Work instruction: How many lines within the records include the word "title"? Only that number should be given.

Items from a figure collection:

——————

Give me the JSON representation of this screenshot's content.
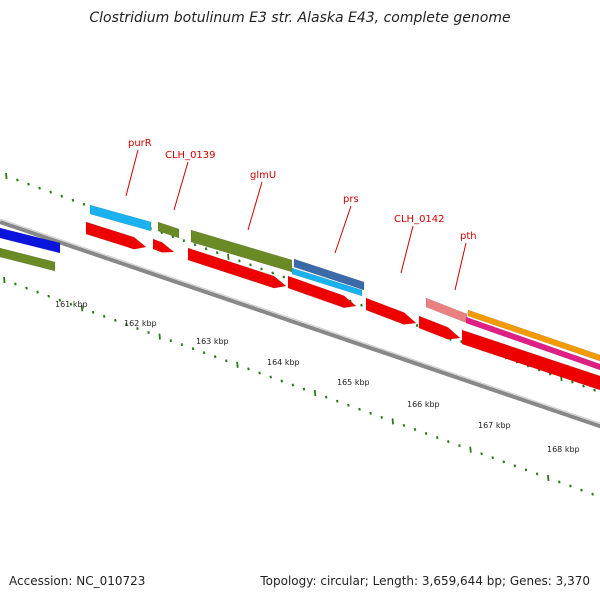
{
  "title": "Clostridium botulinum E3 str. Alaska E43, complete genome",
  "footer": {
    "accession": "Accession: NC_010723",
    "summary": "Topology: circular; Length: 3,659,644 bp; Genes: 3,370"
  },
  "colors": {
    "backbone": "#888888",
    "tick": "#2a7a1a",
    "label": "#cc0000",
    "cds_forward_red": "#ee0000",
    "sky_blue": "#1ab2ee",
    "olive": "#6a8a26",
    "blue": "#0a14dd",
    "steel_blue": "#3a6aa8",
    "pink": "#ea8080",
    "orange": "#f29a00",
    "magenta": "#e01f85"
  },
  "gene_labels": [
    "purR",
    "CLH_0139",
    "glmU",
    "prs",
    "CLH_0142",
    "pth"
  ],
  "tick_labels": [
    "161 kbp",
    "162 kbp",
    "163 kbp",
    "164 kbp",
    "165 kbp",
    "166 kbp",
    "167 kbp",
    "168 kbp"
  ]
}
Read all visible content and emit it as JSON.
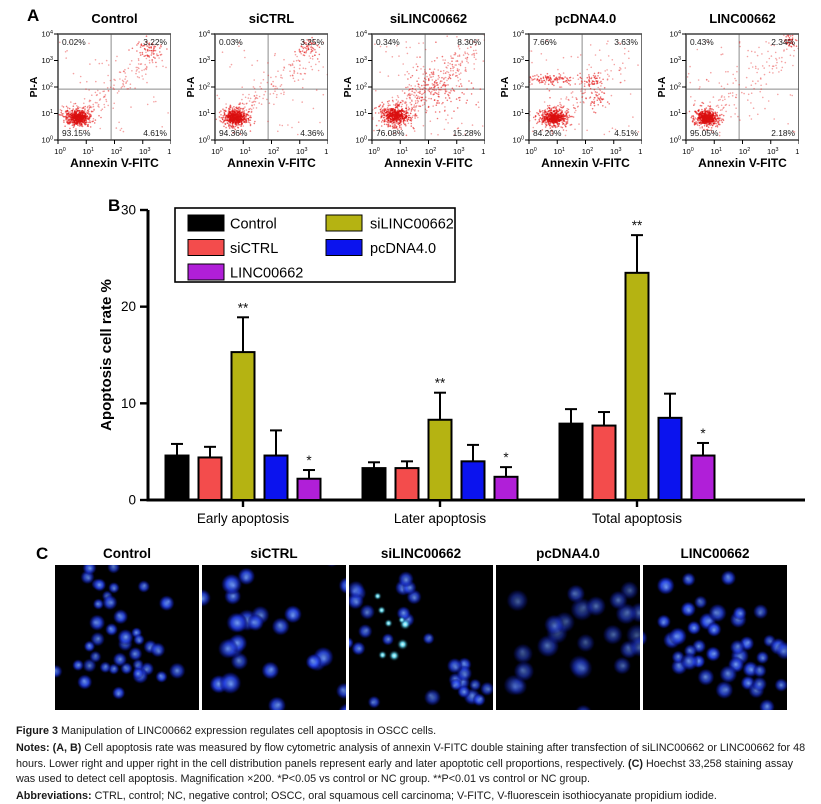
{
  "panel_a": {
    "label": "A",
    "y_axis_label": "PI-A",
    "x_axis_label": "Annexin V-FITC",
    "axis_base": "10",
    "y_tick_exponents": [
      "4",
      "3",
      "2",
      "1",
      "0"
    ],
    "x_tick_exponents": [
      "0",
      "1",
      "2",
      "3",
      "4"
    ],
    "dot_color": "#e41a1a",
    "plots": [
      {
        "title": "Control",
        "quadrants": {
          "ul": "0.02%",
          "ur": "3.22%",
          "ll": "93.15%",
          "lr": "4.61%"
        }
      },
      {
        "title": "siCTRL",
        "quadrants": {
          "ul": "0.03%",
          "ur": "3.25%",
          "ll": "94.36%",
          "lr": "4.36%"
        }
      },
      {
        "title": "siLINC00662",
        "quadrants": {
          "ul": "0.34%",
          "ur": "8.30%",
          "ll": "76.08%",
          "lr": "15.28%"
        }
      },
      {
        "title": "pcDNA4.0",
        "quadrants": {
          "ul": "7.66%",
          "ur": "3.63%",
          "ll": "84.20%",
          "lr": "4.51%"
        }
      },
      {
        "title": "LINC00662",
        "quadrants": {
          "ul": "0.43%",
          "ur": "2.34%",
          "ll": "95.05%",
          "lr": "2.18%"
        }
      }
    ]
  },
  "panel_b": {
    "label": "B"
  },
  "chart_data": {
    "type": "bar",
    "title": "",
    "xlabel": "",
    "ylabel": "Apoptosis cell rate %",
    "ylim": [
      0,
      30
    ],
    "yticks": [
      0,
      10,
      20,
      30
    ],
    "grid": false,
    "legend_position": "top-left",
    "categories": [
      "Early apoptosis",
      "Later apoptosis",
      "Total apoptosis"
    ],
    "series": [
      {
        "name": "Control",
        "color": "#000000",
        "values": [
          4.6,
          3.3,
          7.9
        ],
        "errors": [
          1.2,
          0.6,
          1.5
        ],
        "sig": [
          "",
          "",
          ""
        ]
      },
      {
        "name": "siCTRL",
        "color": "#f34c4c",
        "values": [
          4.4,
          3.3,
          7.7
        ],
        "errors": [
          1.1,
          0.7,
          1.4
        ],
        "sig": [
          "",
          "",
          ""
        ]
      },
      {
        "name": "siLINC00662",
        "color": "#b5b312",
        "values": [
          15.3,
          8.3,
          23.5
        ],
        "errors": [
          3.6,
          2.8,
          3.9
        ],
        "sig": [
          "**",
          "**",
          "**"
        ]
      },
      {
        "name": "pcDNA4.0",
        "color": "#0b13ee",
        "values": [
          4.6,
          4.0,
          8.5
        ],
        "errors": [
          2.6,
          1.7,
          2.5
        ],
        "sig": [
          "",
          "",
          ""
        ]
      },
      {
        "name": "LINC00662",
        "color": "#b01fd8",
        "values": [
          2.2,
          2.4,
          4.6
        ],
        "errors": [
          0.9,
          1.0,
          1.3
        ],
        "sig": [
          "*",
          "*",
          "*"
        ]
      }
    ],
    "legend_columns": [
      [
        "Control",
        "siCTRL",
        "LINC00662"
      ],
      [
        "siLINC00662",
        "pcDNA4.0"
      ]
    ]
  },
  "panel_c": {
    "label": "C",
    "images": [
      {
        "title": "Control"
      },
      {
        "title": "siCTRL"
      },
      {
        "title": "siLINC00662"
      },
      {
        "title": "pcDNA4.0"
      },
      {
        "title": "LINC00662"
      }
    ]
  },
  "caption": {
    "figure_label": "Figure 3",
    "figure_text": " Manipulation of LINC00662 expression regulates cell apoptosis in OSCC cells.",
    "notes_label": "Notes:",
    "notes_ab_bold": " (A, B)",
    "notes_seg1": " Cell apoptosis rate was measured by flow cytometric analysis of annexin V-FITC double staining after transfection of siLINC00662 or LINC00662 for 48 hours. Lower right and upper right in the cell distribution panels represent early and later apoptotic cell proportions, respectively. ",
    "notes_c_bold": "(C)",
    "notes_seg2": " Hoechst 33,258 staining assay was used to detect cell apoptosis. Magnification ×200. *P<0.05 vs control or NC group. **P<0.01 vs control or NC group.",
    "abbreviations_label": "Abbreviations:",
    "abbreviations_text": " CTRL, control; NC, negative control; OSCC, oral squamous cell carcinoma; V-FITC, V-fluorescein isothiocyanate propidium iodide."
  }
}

——————

Written reply: 12